### Task requirements
Reproduce the listing that follows with no differences at all.

### Entries
——

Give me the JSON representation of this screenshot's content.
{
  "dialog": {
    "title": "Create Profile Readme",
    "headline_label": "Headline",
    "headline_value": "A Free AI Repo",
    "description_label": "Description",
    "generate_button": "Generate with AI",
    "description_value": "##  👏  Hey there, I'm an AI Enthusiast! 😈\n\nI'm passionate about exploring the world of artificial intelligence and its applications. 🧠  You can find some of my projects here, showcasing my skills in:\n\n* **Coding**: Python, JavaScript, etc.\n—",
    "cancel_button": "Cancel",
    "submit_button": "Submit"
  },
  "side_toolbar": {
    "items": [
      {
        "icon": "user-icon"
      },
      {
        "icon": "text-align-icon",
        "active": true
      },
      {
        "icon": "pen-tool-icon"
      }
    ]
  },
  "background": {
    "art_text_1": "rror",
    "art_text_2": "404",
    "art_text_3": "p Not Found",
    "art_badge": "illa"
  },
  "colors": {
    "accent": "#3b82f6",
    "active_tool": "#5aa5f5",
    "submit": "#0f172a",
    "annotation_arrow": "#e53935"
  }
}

——

### Worked answer
Give me the JSON representation of this screenshot's content.
{
  "dialog": {
    "title": "Create Profile Readme",
    "headline_label": "Headline",
    "headline_value": "A Free AI Repo",
    "description_label": "Description",
    "generate_button": "Generate with AI",
    "description_value": "##  👏  Hey there, I'm an AI Enthusiast! 😈\n\nI'm passionate about exploring the world of artificial intelligence and its applications. 🧠  You can find some of my projects here, showcasing my skills in:\n\n* **Coding**: Python, JavaScript, etc.\n—",
    "cancel_button": "Cancel",
    "submit_button": "Submit"
  },
  "side_toolbar": {
    "items": [
      {
        "icon": "user-icon"
      },
      {
        "icon": "text-align-icon",
        "active": true
      },
      {
        "icon": "pen-tool-icon"
      }
    ]
  },
  "background": {
    "art_text_1": "rror",
    "art_text_2": "404",
    "art_text_3": "p Not Found",
    "art_badge": "illa"
  },
  "colors": {
    "accent": "#3b82f6",
    "active_tool": "#5aa5f5",
    "submit": "#0f172a",
    "annotation_arrow": "#e53935"
  }
}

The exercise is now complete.